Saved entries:
— Begin —

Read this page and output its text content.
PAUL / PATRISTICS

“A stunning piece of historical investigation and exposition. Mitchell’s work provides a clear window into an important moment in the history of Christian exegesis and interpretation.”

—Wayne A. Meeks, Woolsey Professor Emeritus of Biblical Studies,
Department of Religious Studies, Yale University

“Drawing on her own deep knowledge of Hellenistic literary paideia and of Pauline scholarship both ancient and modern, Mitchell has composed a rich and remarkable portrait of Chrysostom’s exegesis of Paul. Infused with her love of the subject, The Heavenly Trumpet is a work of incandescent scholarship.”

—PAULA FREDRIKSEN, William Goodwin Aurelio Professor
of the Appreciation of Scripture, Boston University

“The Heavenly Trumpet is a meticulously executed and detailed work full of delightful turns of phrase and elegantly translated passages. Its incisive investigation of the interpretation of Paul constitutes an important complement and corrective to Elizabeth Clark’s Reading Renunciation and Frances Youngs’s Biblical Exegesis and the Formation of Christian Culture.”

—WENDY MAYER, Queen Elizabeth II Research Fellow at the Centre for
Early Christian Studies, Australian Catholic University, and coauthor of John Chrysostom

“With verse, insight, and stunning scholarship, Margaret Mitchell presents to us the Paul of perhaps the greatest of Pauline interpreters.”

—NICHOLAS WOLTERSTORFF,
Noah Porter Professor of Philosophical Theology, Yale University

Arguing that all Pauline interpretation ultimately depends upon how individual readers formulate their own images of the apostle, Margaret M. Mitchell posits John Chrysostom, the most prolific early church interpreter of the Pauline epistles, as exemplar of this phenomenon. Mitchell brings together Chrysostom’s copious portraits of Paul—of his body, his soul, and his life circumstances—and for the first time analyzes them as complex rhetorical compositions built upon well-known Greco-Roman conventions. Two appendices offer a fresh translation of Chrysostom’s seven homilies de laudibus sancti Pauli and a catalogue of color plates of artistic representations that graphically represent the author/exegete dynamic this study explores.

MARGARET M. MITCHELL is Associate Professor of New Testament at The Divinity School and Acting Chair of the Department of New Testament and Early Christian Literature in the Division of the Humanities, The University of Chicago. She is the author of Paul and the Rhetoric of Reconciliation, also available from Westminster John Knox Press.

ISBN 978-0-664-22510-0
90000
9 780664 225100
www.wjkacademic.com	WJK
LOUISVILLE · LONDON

— End —

Description of the task: Please repeat the listing above in full and exactly.

Result:
Read this page and output its text content.
PAUL / PATRISTICS

“A stunning piece of historical investigation and exposition. Mitchell’s work provides a clear window into an important moment in the history of Christian exegesis and interpretation.”

—Wayne A. Meeks, Woolsey Professor Emeritus of Biblical Studies,
Department of Religious Studies, Yale University

“Drawing on her own deep knowledge of Hellenistic literary paideia and of Pauline scholarship both ancient and modern, Mitchell has composed a rich and remarkable portrait of Chrysostom’s exegesis of Paul. Infused with her love of the subject, The Heavenly Trumpet is a work of incandescent scholarship.”

—PAULA FREDRIKSEN, William Goodwin Aurelio Professor
of the Appreciation of Scripture, Boston University

“The Heavenly Trumpet is a meticulously executed and detailed work full of delightful turns of phrase and elegantly translated passages. Its incisive investigation of the interpretation of Paul constitutes an important complement and corrective to Elizabeth Clark’s Reading Renunciation and Frances Youngs’s Biblical Exegesis and the Formation of Christian Culture.”

—WENDY MAYER, Queen Elizabeth II Research Fellow at the Centre for
Early Christian Studies, Australian Catholic University, and coauthor of John Chrysostom

“With verse, insight, and stunning scholarship, Margaret Mitchell presents to us the Paul of perhaps the greatest of Pauline interpreters.”

—NICHOLAS WOLTERSTORFF,
Noah Porter Professor of Philosophical Theology, Yale University

Arguing that all Pauline interpretation ultimately depends upon how individual readers formulate their own images of the apostle, Margaret M. Mitchell posits John Chrysostom, the most prolific early church interpreter of the Pauline epistles, as exemplar of this phenomenon. Mitchell brings together Chrysostom’s copious portraits of Paul—of his body, his soul, and his life circumstances—and for the first time analyzes them as complex rhetorical compositions built upon well-known Greco-Roman conventions. Two appendices offer a fresh translation of Chrysostom’s seven homilies de laudibus sancti Pauli and a catalogue of color plates of artistic representations that graphically represent the author/exegete dynamic this study explores.

MARGARET M. MITCHELL is Associate Professor of New Testament at The Divinity School and Acting Chair of the Department of New Testament and Early Christian Literature in the Division of the Humanities, The University of Chicago. She is the author of Paul and the Rhetoric of Reconciliation, also available from Westminster John Knox Press.

ISBN 978-0-664-22510-0
90000
9 780664 225100
www.wjkacademic.com	WJK
LOUISVILLE · LONDON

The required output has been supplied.